Stated problem: Tally the lines in these records that hold the string "color", and reply with the number alone.

--- BEGIN Stored records ---

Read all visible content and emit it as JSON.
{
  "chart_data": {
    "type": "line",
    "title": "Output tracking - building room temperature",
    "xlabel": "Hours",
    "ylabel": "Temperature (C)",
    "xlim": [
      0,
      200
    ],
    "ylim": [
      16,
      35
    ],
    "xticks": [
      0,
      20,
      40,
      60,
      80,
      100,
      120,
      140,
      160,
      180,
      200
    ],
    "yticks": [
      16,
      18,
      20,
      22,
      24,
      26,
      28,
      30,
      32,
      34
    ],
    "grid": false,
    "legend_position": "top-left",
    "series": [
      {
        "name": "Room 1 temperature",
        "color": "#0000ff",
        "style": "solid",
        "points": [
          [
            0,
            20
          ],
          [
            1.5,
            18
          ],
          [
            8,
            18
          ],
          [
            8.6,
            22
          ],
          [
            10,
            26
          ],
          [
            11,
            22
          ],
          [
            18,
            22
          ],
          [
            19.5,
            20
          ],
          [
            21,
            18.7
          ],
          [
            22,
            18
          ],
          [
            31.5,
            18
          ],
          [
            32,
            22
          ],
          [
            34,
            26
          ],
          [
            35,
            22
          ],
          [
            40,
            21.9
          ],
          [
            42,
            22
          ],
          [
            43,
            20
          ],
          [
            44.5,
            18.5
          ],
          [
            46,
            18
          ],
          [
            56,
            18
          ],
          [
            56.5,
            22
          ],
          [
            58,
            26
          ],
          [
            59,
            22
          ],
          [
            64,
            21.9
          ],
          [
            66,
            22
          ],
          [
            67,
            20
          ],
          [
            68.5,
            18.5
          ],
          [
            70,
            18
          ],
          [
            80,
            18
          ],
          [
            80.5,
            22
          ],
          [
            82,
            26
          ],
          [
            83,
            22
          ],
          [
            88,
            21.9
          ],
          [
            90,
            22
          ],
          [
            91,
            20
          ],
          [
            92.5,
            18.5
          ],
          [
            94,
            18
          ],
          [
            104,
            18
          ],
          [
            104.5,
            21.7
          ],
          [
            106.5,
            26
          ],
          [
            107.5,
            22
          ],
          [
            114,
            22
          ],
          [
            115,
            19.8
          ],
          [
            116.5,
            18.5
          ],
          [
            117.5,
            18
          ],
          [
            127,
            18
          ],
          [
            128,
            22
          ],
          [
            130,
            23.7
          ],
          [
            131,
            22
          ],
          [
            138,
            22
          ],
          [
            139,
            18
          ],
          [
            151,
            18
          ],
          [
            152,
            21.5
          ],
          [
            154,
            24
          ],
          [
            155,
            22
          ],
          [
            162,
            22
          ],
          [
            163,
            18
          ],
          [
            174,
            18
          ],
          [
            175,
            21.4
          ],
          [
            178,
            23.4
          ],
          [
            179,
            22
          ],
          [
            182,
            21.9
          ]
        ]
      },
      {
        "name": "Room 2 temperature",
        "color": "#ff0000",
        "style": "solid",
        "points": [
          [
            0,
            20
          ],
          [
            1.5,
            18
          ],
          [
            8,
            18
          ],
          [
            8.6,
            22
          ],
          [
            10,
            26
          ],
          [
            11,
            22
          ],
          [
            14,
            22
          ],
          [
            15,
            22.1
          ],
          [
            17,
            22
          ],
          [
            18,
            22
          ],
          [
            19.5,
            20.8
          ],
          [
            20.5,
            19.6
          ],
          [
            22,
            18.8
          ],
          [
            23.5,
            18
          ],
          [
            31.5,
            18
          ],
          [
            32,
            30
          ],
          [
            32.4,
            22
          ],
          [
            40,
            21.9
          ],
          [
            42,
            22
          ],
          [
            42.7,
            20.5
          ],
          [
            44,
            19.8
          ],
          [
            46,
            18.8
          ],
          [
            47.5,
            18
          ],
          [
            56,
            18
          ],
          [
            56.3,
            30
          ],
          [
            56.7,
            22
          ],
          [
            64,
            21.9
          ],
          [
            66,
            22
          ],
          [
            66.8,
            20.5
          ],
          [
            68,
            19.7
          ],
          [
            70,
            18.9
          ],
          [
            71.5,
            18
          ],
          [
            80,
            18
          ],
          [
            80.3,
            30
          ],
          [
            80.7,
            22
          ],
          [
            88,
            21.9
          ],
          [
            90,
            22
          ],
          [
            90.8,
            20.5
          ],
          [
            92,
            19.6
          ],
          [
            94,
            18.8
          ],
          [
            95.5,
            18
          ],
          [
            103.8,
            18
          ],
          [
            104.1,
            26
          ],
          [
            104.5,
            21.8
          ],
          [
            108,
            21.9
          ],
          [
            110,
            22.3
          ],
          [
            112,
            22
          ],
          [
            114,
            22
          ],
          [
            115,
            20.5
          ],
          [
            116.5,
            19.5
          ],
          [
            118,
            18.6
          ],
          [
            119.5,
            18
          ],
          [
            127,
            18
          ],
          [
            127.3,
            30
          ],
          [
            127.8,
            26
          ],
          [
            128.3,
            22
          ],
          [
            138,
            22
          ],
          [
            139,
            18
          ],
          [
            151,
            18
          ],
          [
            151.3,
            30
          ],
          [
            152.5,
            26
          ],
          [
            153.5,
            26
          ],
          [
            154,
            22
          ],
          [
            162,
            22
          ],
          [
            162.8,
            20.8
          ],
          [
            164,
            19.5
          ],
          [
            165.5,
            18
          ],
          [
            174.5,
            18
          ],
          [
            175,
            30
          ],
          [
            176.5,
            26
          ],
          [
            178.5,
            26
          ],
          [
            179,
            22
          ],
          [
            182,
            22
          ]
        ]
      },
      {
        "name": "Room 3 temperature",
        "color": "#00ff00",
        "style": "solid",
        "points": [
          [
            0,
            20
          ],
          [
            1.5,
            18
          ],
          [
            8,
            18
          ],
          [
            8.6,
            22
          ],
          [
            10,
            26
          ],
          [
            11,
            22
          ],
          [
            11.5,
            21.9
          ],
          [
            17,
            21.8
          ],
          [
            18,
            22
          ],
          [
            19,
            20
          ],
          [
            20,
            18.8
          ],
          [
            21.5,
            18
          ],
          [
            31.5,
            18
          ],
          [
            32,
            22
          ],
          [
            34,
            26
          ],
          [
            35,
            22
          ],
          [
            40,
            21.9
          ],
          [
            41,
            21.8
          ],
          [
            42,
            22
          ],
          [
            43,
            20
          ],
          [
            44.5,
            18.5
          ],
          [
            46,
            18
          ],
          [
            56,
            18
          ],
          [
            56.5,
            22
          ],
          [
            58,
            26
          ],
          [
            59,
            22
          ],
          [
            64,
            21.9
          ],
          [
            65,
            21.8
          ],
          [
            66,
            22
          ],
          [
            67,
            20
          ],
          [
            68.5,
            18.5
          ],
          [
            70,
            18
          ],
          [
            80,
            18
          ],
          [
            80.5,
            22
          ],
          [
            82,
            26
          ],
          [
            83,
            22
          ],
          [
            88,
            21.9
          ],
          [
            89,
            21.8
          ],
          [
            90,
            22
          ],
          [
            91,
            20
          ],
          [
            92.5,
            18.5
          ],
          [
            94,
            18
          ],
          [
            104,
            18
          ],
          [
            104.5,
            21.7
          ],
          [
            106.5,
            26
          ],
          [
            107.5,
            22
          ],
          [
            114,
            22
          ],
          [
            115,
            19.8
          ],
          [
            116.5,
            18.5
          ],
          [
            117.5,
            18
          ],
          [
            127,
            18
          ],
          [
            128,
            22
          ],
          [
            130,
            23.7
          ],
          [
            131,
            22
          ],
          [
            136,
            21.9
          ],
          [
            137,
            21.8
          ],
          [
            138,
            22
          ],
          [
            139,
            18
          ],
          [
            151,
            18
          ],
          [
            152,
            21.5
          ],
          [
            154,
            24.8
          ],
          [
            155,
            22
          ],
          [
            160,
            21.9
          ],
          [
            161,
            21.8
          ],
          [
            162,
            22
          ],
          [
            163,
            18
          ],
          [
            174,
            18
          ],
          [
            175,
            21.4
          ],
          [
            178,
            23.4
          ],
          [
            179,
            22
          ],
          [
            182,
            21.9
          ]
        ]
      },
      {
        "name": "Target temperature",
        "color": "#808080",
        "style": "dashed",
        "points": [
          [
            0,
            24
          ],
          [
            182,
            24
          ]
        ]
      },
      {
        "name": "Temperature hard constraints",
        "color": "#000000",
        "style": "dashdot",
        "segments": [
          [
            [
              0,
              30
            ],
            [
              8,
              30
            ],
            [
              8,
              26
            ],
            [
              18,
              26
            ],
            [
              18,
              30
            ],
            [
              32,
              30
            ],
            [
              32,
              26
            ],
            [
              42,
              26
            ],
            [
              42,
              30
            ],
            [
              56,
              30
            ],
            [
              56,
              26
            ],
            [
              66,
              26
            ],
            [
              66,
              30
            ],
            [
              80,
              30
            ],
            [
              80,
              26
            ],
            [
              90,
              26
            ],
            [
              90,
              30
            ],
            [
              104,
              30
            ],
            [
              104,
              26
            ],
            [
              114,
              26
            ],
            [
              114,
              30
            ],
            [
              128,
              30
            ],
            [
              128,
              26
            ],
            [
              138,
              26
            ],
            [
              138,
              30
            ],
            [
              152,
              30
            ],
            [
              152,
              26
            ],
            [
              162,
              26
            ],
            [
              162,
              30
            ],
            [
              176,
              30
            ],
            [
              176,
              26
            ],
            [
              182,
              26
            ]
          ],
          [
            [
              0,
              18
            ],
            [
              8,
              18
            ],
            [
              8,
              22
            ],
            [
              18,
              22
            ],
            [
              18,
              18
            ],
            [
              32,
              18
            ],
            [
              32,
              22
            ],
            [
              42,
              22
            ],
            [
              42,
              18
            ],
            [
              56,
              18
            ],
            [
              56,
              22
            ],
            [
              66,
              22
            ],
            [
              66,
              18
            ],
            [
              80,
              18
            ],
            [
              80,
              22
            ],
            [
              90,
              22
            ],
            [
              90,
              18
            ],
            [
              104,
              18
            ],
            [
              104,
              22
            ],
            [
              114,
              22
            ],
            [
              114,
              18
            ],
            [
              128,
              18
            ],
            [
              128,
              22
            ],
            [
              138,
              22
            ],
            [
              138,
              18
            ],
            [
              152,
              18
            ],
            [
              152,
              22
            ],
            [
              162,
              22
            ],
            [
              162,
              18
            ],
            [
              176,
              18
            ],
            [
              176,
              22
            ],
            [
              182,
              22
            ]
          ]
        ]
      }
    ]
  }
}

--- END Stored records ---

Reply: 5